__TO BE DONE__.
Tally the lines in the data that follows that include the word "ylabel", and report nothing but the total.

::: SUPPLIED DATA :::

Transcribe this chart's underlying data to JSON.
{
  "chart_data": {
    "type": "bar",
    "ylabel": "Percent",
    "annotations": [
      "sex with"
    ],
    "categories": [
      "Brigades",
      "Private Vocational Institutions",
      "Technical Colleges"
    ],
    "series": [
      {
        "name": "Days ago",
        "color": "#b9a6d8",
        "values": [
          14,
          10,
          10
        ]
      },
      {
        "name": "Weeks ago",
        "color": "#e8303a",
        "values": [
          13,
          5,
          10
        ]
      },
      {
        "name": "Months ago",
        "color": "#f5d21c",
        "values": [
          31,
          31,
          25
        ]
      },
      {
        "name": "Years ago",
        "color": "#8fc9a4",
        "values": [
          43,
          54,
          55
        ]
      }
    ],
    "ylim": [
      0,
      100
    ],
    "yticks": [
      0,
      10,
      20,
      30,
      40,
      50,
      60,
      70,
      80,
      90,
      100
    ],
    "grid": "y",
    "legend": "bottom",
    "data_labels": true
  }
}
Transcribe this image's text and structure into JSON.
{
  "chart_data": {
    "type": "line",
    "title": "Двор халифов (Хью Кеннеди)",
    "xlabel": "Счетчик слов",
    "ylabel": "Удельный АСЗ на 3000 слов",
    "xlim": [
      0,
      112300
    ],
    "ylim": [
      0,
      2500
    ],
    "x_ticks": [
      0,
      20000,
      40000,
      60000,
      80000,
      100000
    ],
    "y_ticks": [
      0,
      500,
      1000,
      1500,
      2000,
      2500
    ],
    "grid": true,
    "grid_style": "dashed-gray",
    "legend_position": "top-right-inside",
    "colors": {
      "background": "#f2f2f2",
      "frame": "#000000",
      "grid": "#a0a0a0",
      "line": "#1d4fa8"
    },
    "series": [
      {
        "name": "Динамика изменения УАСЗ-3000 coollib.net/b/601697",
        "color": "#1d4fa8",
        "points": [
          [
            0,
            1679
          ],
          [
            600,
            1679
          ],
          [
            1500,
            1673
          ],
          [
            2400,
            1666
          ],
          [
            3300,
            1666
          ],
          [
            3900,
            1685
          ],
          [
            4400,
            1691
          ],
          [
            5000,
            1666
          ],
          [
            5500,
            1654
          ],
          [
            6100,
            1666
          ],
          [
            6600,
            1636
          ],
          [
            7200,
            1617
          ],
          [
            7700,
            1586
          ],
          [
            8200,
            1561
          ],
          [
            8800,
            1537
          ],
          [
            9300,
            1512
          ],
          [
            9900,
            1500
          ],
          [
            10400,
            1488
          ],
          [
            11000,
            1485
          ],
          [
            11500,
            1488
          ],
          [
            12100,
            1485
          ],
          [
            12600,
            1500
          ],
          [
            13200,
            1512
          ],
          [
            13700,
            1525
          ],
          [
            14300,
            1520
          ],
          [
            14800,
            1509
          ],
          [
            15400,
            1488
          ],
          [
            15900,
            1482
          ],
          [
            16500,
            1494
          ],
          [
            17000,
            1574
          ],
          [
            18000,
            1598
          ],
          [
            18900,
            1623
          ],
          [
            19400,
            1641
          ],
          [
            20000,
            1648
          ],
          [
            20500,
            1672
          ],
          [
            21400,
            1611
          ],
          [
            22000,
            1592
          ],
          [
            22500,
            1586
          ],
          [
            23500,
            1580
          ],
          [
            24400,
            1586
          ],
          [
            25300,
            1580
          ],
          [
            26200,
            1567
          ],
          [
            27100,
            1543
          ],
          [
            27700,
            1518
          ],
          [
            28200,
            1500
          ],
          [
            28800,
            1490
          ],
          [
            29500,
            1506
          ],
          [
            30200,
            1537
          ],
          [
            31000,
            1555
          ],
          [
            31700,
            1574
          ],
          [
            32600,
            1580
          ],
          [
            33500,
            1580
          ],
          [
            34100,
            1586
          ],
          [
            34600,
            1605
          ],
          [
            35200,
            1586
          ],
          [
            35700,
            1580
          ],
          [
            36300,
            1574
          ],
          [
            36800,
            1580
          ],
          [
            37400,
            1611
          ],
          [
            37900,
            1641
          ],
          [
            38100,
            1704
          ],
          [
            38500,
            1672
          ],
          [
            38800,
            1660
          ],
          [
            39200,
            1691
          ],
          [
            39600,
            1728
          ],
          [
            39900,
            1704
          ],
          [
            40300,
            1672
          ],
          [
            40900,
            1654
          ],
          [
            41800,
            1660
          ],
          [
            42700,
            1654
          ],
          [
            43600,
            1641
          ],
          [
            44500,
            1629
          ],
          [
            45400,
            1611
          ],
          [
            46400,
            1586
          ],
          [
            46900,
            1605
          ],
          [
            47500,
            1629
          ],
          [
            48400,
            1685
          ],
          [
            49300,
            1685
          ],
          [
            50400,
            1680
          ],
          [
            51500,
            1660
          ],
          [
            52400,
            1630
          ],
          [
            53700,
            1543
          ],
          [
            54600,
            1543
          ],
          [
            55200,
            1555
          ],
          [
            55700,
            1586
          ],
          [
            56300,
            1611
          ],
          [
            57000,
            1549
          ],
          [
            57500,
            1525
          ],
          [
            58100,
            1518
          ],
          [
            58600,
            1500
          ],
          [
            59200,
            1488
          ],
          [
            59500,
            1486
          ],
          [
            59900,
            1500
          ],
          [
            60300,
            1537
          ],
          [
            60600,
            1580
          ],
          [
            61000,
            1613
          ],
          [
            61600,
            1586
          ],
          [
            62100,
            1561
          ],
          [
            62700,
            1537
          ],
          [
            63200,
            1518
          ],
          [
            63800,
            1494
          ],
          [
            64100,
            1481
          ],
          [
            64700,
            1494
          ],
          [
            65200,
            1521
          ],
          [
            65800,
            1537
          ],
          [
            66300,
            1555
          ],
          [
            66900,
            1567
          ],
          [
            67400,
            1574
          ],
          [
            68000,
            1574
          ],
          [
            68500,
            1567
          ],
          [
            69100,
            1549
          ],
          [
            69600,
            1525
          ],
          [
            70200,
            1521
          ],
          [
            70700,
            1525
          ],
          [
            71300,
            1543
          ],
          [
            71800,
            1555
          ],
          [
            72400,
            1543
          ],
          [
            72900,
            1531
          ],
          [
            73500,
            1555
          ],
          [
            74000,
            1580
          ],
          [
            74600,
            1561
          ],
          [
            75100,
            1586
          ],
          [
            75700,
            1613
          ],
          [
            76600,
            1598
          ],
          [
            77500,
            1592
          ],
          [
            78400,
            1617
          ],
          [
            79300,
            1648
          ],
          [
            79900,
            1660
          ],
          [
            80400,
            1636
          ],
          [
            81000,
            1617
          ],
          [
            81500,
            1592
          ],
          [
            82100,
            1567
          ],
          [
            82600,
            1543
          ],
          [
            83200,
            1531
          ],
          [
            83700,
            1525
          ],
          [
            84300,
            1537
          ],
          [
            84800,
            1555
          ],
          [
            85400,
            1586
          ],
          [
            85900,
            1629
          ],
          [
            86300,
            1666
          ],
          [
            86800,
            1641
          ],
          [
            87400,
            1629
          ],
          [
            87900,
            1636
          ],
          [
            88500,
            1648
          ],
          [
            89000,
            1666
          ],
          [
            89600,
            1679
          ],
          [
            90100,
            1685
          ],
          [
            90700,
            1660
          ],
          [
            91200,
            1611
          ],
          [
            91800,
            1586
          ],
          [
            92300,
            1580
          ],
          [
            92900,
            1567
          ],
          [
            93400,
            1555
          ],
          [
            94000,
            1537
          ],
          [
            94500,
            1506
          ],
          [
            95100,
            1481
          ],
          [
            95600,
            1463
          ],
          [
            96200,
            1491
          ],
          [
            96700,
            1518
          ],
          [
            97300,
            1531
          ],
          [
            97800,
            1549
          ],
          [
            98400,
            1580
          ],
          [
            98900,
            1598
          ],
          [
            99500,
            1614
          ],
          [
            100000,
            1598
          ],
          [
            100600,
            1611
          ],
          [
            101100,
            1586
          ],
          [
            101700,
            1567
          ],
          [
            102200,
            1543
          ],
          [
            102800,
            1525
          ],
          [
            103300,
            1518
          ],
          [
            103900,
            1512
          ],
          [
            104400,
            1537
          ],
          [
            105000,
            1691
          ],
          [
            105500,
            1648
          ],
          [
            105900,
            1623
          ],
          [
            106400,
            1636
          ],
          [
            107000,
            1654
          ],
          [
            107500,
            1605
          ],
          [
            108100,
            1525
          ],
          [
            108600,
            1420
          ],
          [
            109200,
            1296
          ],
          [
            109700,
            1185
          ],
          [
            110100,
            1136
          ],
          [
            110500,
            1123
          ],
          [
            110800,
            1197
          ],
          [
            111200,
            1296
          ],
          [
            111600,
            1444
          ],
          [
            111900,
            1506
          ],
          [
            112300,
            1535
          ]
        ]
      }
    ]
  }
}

:::

__RESULT BELOW__.
2